#### Input for this task:
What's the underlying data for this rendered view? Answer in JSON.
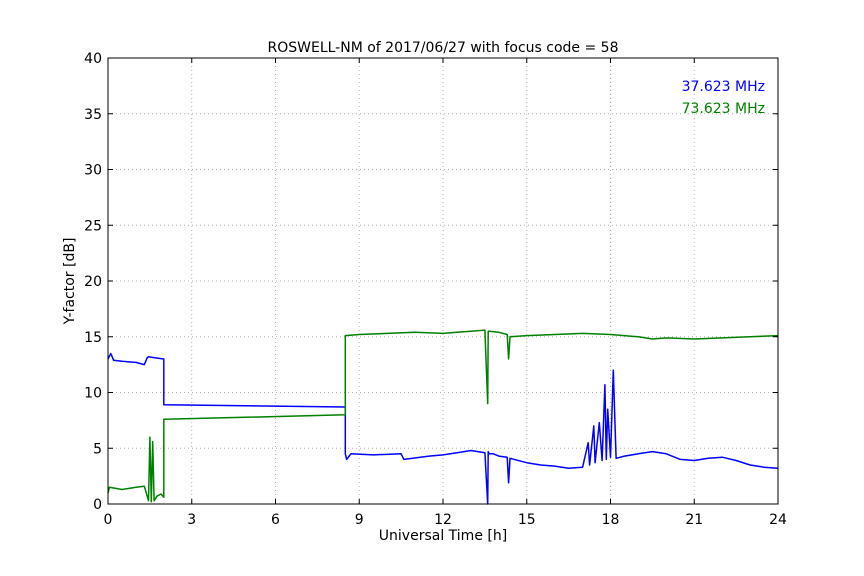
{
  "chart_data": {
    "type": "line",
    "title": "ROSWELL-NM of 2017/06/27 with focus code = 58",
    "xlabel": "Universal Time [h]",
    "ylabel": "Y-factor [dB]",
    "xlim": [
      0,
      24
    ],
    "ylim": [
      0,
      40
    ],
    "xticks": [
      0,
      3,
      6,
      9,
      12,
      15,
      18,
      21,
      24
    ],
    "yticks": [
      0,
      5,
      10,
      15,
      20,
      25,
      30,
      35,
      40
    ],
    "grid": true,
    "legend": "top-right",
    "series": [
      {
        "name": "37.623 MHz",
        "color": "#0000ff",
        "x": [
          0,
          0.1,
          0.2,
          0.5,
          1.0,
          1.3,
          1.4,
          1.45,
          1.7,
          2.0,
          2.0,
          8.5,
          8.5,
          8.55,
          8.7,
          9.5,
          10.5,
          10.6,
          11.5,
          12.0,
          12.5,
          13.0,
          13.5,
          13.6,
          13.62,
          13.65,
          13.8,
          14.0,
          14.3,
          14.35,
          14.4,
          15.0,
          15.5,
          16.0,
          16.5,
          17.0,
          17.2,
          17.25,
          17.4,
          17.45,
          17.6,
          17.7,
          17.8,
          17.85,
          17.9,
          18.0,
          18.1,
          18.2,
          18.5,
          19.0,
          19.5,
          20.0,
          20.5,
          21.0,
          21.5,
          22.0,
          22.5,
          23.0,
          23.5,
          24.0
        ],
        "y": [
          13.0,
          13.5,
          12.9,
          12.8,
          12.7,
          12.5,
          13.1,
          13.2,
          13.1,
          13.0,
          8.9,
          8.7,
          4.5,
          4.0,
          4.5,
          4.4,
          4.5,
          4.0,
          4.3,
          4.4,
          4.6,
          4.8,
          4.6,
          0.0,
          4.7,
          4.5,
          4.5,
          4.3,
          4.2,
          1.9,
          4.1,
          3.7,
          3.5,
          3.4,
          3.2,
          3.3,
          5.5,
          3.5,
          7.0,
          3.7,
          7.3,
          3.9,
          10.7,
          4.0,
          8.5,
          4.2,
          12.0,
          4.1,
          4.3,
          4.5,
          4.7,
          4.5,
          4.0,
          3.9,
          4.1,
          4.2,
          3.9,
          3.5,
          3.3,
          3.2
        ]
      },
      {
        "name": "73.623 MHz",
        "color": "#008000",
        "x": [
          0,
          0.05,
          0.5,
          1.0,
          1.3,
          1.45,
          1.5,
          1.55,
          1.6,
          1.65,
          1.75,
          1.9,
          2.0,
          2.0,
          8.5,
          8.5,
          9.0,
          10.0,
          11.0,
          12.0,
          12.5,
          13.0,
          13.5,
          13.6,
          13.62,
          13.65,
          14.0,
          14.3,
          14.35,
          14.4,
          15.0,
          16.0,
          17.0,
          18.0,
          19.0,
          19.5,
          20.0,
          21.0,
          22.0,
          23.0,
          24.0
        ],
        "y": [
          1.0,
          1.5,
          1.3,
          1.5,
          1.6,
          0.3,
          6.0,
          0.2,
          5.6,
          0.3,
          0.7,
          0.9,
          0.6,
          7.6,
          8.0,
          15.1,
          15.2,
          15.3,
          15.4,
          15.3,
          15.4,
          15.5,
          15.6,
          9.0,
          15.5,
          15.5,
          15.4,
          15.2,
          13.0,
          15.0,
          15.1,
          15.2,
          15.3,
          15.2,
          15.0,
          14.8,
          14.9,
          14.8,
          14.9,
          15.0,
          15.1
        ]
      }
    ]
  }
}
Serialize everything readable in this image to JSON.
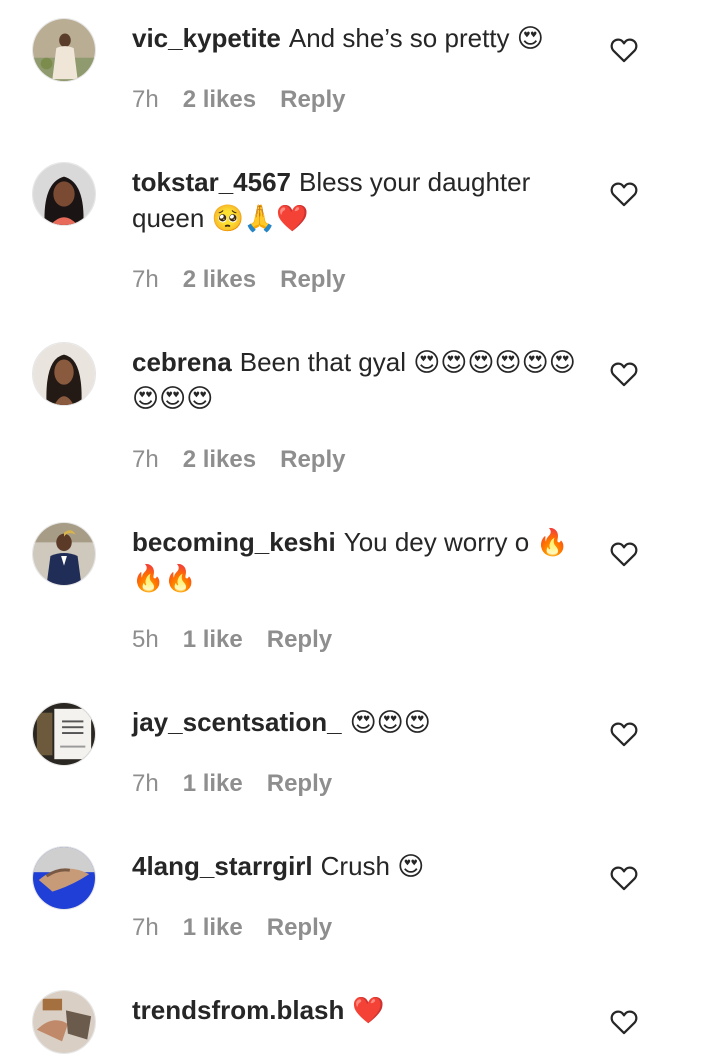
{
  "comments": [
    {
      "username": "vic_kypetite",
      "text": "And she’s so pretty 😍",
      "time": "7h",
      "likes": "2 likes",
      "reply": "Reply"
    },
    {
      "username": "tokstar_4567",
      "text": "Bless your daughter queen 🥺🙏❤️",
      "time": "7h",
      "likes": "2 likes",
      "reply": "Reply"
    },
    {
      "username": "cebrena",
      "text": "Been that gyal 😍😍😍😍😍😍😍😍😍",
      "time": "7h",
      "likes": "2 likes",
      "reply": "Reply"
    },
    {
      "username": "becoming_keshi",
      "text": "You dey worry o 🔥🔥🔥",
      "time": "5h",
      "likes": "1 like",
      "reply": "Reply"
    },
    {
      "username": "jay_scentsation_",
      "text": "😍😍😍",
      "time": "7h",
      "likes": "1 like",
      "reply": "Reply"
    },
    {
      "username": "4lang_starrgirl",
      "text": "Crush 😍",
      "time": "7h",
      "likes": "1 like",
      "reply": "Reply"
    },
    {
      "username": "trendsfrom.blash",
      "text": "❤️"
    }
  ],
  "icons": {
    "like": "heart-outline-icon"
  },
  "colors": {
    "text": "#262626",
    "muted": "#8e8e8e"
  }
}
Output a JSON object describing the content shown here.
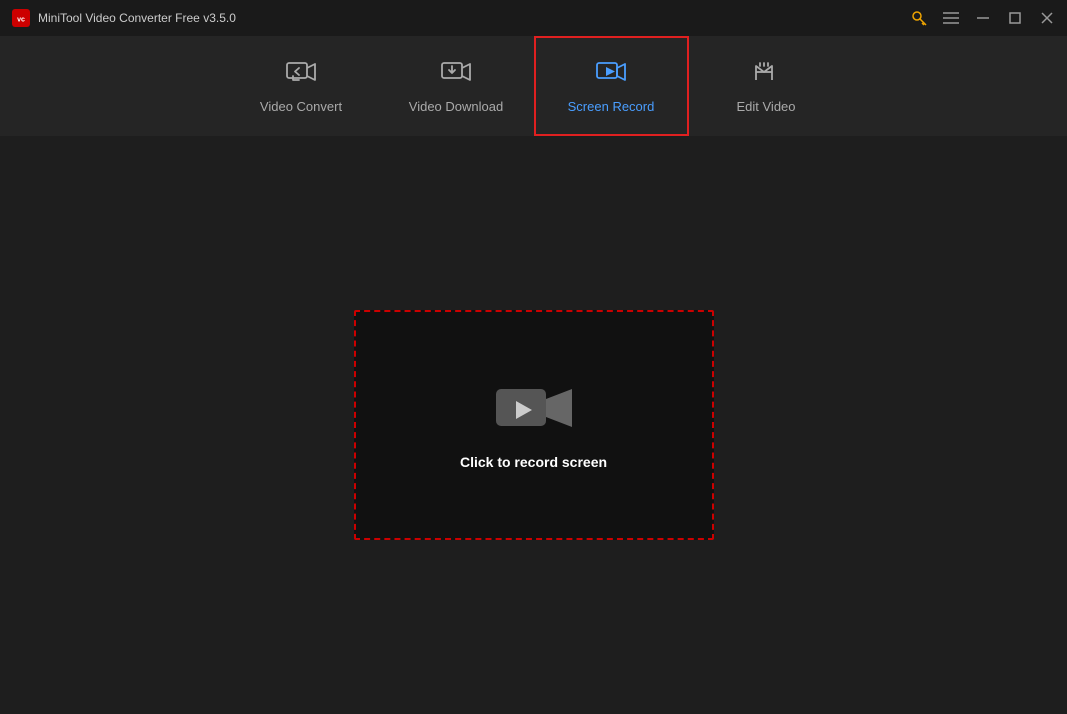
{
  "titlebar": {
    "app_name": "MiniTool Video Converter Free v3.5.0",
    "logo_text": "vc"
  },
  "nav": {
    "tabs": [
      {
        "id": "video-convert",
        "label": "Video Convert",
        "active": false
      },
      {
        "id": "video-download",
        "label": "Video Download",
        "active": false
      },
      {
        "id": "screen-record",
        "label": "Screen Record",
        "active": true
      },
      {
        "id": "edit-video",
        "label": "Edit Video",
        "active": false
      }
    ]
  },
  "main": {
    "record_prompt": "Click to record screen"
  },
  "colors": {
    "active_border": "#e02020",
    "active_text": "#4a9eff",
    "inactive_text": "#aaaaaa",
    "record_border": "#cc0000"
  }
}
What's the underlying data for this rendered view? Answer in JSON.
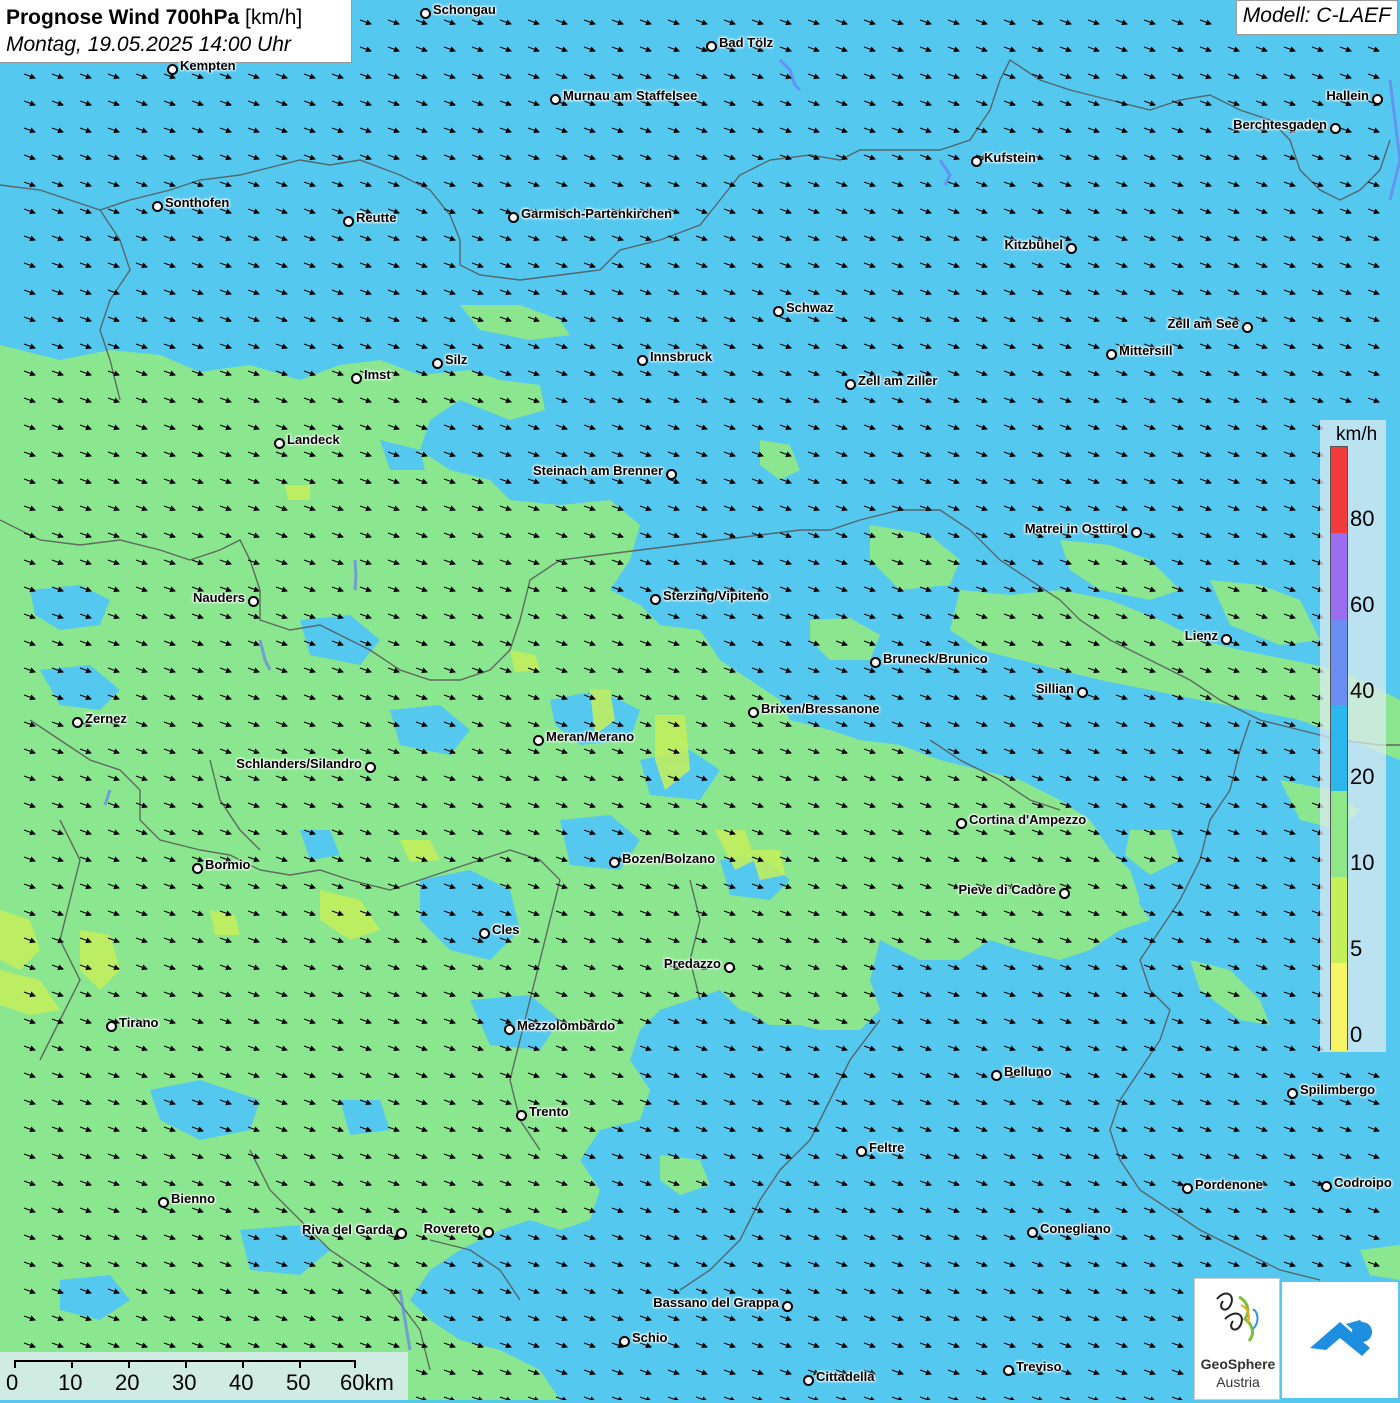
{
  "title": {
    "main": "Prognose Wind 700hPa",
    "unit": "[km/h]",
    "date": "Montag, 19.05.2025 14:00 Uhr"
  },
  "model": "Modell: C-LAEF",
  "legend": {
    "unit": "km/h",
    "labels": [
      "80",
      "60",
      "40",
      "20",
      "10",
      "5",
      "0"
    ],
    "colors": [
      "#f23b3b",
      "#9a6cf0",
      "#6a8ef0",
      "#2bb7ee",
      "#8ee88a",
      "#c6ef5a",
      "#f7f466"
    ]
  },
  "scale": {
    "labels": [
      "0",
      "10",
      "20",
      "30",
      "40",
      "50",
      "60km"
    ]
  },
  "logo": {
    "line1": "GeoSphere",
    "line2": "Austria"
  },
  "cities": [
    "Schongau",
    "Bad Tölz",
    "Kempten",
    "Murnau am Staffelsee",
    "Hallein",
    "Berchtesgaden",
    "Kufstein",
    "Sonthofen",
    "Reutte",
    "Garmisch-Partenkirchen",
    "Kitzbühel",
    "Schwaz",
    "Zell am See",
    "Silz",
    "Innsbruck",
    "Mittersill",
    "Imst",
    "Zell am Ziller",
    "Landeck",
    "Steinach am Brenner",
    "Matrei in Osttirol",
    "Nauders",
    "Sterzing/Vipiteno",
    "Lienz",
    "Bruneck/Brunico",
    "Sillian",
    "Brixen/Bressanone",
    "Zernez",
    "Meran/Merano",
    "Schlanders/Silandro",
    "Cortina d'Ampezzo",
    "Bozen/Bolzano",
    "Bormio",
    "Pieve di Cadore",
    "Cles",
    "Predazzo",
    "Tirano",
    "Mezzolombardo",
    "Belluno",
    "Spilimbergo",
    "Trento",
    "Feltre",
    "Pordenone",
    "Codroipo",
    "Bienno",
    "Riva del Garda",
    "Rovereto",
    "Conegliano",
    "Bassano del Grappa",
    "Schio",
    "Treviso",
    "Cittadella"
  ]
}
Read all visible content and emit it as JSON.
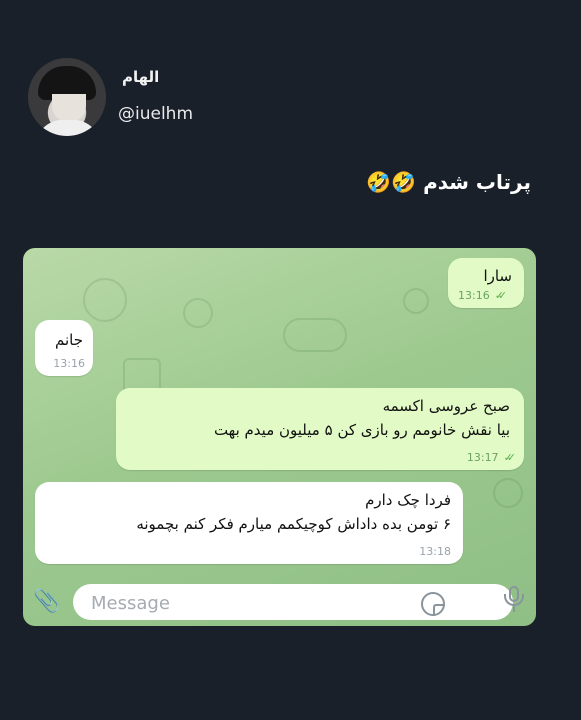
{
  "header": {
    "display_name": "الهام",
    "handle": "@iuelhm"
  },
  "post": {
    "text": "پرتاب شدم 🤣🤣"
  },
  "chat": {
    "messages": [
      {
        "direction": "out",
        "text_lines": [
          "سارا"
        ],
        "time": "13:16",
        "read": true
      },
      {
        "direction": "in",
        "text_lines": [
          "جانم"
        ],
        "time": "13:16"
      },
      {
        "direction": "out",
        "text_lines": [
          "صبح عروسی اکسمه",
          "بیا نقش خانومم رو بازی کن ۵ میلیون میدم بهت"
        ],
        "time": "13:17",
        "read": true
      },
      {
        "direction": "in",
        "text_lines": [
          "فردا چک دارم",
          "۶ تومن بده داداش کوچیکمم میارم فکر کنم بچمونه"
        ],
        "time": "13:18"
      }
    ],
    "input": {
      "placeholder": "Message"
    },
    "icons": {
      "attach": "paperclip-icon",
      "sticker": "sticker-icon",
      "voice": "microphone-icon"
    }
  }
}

#### Problem to solve:
From the entries above, copy every line that holds the word "JSON".

#### Complete response:
What's the underlying data for this rendered view? Answer in JSON.
Serialize everything readable in this image to JSON.
Output a JSON object describing the content shown here.
What's the underlying data for this rendered view? Answer in JSON.
Read all visible content and emit it as JSON.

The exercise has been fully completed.